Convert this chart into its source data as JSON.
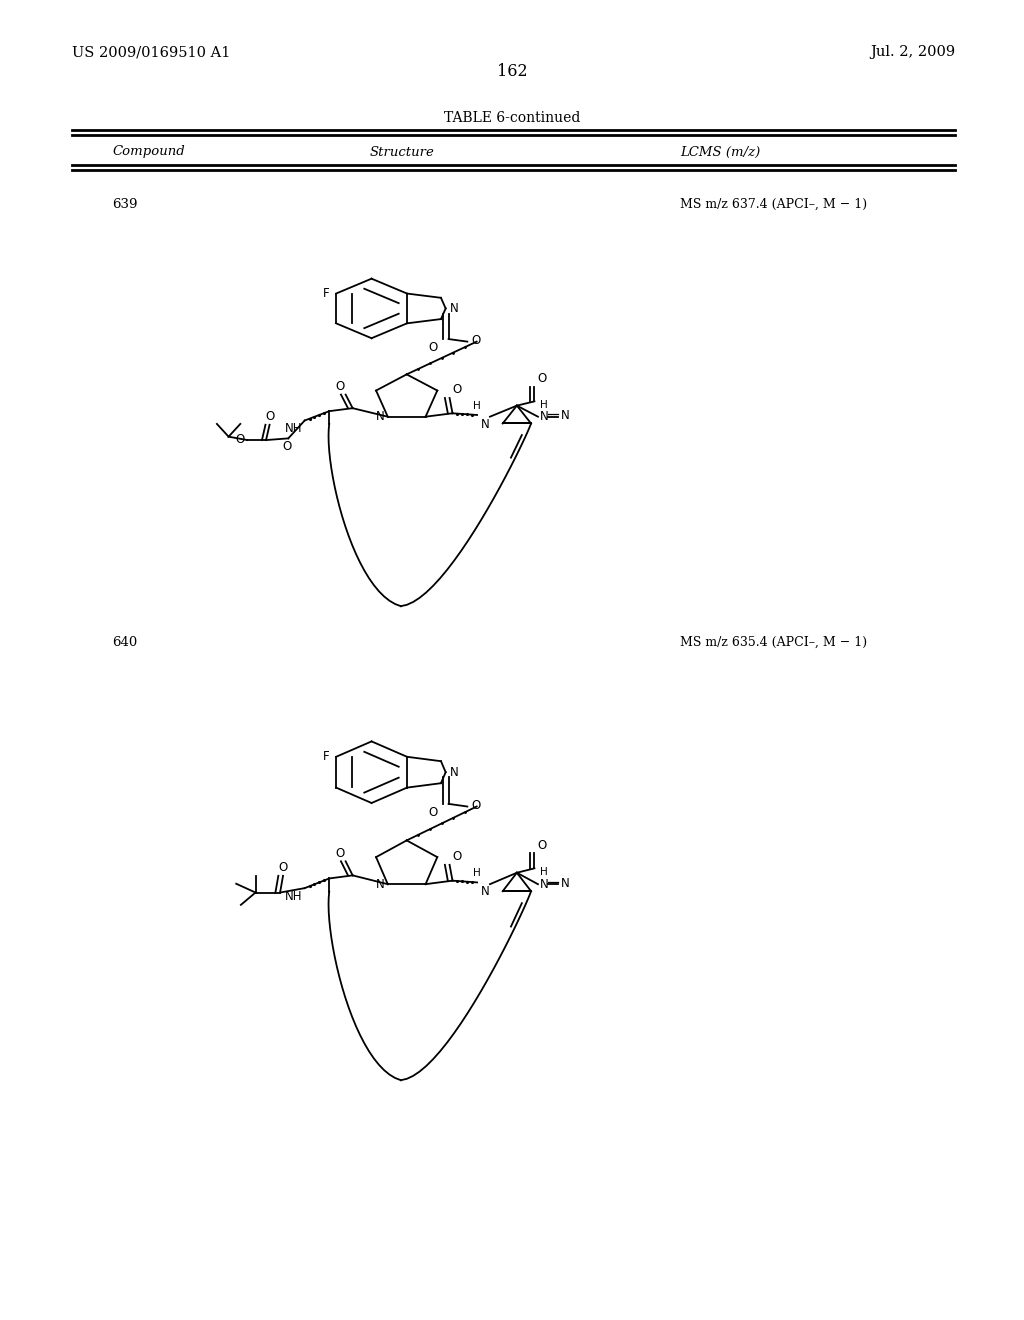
{
  "page_left_header": "US 2009/0169510 A1",
  "page_right_header": "Jul. 2, 2009",
  "page_number": "162",
  "table_title": "TABLE 6-continued",
  "col_headers": [
    "Compound",
    "Structure",
    "LCMS (m/z)"
  ],
  "compounds": [
    {
      "id": "639",
      "lcms": "MS m/z 637.4 (APCI–, M − 1)",
      "use_isopropyl": true
    },
    {
      "id": "640",
      "lcms": "MS m/z 635.4 (APCI–, M − 1)",
      "use_isopropyl": false
    }
  ],
  "bg_color": "#ffffff",
  "text_color": "#000000"
}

● ● ● ● ● ● ●

Every record above should be written out again without change, except that the pictures are left out.

Answer to the exercise:
Convert this chart into its source data as JSON.
{
  "page_left_header": "US 2009/0169510 A1",
  "page_right_header": "Jul. 2, 2009",
  "page_number": "162",
  "table_title": "TABLE 6-continued",
  "col_headers": [
    "Compound",
    "Structure",
    "LCMS (m/z)"
  ],
  "compounds": [
    {
      "id": "639",
      "lcms": "MS m/z 637.4 (APCI–, M − 1)",
      "use_isopropyl": true
    },
    {
      "id": "640",
      "lcms": "MS m/z 635.4 (APCI–, M − 1)",
      "use_isopropyl": false
    }
  ],
  "bg_color": "#ffffff",
  "text_color": "#000000"
}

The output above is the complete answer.